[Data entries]
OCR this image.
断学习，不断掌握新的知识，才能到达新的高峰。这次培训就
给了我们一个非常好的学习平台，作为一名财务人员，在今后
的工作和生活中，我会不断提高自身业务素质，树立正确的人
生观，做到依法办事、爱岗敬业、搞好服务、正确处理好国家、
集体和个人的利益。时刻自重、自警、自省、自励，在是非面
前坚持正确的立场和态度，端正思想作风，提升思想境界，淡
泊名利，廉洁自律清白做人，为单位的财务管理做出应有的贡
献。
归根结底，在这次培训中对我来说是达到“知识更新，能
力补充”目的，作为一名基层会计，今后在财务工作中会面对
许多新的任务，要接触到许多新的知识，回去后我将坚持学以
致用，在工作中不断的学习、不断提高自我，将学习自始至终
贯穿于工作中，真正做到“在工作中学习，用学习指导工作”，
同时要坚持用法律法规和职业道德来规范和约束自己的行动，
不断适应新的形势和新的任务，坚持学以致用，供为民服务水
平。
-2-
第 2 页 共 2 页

▶ Exercise directions
Give the data again, exactly as it stands.

▶ Final result
OCR this image.
断学习，不断掌握新的知识，才能到达新的高峰。这次培训就
给了我们一个非常好的学习平台，作为一名财务人员，在今后
的工作和生活中，我会不断提高自身业务素质，树立正确的人
生观，做到依法办事、爱岗敬业、搞好服务、正确处理好国家、
集体和个人的利益。时刻自重、自警、自省、自励，在是非面
前坚持正确的立场和态度，端正思想作风，提升思想境界，淡
泊名利，廉洁自律清白做人，为单位的财务管理做出应有的贡
献。
归根结底，在这次培训中对我来说是达到“知识更新，能
力补充”目的，作为一名基层会计，今后在财务工作中会面对
许多新的任务，要接触到许多新的知识，回去后我将坚持学以
致用，在工作中不断的学习、不断提高自我，将学习自始至终
贯穿于工作中，真正做到“在工作中学习，用学习指导工作”，
同时要坚持用法律法规和职业道德来规范和约束自己的行动，
不断适应新的形势和新的任务，坚持学以致用，供为民服务水
平。
-2-
第 2 页 共 2 页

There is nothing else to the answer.